__TASK DIRECTIONS__
Copy the data word for word, keeping every line.

---

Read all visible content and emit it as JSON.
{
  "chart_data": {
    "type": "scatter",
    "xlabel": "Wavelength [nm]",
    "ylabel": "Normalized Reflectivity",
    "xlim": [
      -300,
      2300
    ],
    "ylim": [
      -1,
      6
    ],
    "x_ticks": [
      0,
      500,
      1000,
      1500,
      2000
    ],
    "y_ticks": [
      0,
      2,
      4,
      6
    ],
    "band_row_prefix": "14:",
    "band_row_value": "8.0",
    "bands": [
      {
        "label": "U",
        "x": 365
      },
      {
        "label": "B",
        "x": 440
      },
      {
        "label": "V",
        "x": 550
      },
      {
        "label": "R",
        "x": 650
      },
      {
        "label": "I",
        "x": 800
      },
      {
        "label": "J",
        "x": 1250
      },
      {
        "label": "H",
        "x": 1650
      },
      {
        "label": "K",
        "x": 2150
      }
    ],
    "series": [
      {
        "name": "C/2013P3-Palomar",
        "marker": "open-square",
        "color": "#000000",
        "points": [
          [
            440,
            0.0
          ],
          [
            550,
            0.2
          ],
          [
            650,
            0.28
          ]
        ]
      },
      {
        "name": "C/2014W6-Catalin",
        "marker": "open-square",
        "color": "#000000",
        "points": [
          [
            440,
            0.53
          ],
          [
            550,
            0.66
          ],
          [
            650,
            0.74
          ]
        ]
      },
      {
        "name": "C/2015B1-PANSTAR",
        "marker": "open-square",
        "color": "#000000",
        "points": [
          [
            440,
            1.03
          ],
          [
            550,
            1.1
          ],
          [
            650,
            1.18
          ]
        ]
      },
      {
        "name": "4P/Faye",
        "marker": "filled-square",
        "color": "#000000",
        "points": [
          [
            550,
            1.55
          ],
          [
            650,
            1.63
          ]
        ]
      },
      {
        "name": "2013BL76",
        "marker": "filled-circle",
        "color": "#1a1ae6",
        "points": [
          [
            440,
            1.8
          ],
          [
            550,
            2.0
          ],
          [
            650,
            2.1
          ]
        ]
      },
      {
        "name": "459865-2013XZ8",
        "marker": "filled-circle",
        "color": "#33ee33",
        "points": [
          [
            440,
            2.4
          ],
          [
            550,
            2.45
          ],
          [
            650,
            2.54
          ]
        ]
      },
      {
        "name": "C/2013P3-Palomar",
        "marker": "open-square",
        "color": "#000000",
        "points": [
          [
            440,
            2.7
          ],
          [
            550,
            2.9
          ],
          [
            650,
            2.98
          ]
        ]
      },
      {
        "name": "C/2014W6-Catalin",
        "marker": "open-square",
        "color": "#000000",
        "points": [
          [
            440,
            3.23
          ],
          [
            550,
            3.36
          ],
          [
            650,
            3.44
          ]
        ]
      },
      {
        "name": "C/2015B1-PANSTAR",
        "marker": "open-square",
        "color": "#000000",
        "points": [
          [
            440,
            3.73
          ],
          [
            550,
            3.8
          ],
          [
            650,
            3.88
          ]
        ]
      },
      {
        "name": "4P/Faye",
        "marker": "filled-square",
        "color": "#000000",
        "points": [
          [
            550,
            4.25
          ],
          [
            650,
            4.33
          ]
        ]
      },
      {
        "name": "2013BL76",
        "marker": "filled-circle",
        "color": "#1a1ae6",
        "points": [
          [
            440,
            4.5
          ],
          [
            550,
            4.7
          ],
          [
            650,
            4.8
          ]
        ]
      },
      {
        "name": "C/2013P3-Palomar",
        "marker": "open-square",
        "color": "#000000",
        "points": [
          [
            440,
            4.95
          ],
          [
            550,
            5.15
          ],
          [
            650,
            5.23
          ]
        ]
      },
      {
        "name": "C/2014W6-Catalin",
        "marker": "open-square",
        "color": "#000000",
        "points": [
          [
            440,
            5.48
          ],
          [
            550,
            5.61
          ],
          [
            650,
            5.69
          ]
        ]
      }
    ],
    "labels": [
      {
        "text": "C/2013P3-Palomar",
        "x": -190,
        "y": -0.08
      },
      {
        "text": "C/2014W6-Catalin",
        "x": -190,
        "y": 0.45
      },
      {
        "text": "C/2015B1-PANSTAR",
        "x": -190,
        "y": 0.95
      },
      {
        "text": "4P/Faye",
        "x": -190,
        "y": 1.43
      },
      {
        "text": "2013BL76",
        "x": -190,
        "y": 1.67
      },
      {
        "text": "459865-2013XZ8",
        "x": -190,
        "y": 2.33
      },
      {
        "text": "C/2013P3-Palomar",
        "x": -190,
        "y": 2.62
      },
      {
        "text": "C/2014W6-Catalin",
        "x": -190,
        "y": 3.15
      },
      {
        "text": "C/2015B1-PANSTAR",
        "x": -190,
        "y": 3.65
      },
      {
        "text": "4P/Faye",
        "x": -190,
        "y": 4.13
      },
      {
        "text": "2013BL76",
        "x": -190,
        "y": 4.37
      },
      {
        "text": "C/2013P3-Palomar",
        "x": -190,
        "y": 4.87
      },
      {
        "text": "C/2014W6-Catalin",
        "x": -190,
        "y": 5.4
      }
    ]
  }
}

---

__SOLUTION TO THIS PROBLEM__
Read all visible content and emit it as JSON.
{
  "chart_data": {
    "type": "scatter",
    "xlabel": "Wavelength [nm]",
    "ylabel": "Normalized Reflectivity",
    "xlim": [
      -300,
      2300
    ],
    "ylim": [
      -1,
      6
    ],
    "x_ticks": [
      0,
      500,
      1000,
      1500,
      2000
    ],
    "y_ticks": [
      0,
      2,
      4,
      6
    ],
    "band_row_prefix": "14:",
    "band_row_value": "8.0",
    "bands": [
      {
        "label": "U",
        "x": 365
      },
      {
        "label": "B",
        "x": 440
      },
      {
        "label": "V",
        "x": 550
      },
      {
        "label": "R",
        "x": 650
      },
      {
        "label": "I",
        "x": 800
      },
      {
        "label": "J",
        "x": 1250
      },
      {
        "label": "H",
        "x": 1650
      },
      {
        "label": "K",
        "x": 2150
      }
    ],
    "series": [
      {
        "name": "C/2013P3-Palomar",
        "marker": "open-square",
        "color": "#000000",
        "points": [
          [
            440,
            0.0
          ],
          [
            550,
            0.2
          ],
          [
            650,
            0.28
          ]
        ]
      },
      {
        "name": "C/2014W6-Catalin",
        "marker": "open-square",
        "color": "#000000",
        "points": [
          [
            440,
            0.53
          ],
          [
            550,
            0.66
          ],
          [
            650,
            0.74
          ]
        ]
      },
      {
        "name": "C/2015B1-PANSTAR",
        "marker": "open-square",
        "color": "#000000",
        "points": [
          [
            440,
            1.03
          ],
          [
            550,
            1.1
          ],
          [
            650,
            1.18
          ]
        ]
      },
      {
        "name": "4P/Faye",
        "marker": "filled-square",
        "color": "#000000",
        "points": [
          [
            550,
            1.55
          ],
          [
            650,
            1.63
          ]
        ]
      },
      {
        "name": "2013BL76",
        "marker": "filled-circle",
        "color": "#1a1ae6",
        "points": [
          [
            440,
            1.8
          ],
          [
            550,
            2.0
          ],
          [
            650,
            2.1
          ]
        ]
      },
      {
        "name": "459865-2013XZ8",
        "marker": "filled-circle",
        "color": "#33ee33",
        "points": [
          [
            440,
            2.4
          ],
          [
            550,
            2.45
          ],
          [
            650,
            2.54
          ]
        ]
      },
      {
        "name": "C/2013P3-Palomar",
        "marker": "open-square",
        "color": "#000000",
        "points": [
          [
            440,
            2.7
          ],
          [
            550,
            2.9
          ],
          [
            650,
            2.98
          ]
        ]
      },
      {
        "name": "C/2014W6-Catalin",
        "marker": "open-square",
        "color": "#000000",
        "points": [
          [
            440,
            3.23
          ],
          [
            550,
            3.36
          ],
          [
            650,
            3.44
          ]
        ]
      },
      {
        "name": "C/2015B1-PANSTAR",
        "marker": "open-square",
        "color": "#000000",
        "points": [
          [
            440,
            3.73
          ],
          [
            550,
            3.8
          ],
          [
            650,
            3.88
          ]
        ]
      },
      {
        "name": "4P/Faye",
        "marker": "filled-square",
        "color": "#000000",
        "points": [
          [
            550,
            4.25
          ],
          [
            650,
            4.33
          ]
        ]
      },
      {
        "name": "2013BL76",
        "marker": "filled-circle",
        "color": "#1a1ae6",
        "points": [
          [
            440,
            4.5
          ],
          [
            550,
            4.7
          ],
          [
            650,
            4.8
          ]
        ]
      },
      {
        "name": "C/2013P3-Palomar",
        "marker": "open-square",
        "color": "#000000",
        "points": [
          [
            440,
            4.95
          ],
          [
            550,
            5.15
          ],
          [
            650,
            5.23
          ]
        ]
      },
      {
        "name": "C/2014W6-Catalin",
        "marker": "open-square",
        "color": "#000000",
        "points": [
          [
            440,
            5.48
          ],
          [
            550,
            5.61
          ],
          [
            650,
            5.69
          ]
        ]
      }
    ],
    "labels": [
      {
        "text": "C/2013P3-Palomar",
        "x": -190,
        "y": -0.08
      },
      {
        "text": "C/2014W6-Catalin",
        "x": -190,
        "y": 0.45
      },
      {
        "text": "C/2015B1-PANSTAR",
        "x": -190,
        "y": 0.95
      },
      {
        "text": "4P/Faye",
        "x": -190,
        "y": 1.43
      },
      {
        "text": "2013BL76",
        "x": -190,
        "y": 1.67
      },
      {
        "text": "459865-2013XZ8",
        "x": -190,
        "y": 2.33
      },
      {
        "text": "C/2013P3-Palomar",
        "x": -190,
        "y": 2.62
      },
      {
        "text": "C/2014W6-Catalin",
        "x": -190,
        "y": 3.15
      },
      {
        "text": "C/2015B1-PANSTAR",
        "x": -190,
        "y": 3.65
      },
      {
        "text": "4P/Faye",
        "x": -190,
        "y": 4.13
      },
      {
        "text": "2013BL76",
        "x": -190,
        "y": 4.37
      },
      {
        "text": "C/2013P3-Palomar",
        "x": -190,
        "y": 4.87
      },
      {
        "text": "C/2014W6-Catalin",
        "x": -190,
        "y": 5.4
      }
    ]
  }
}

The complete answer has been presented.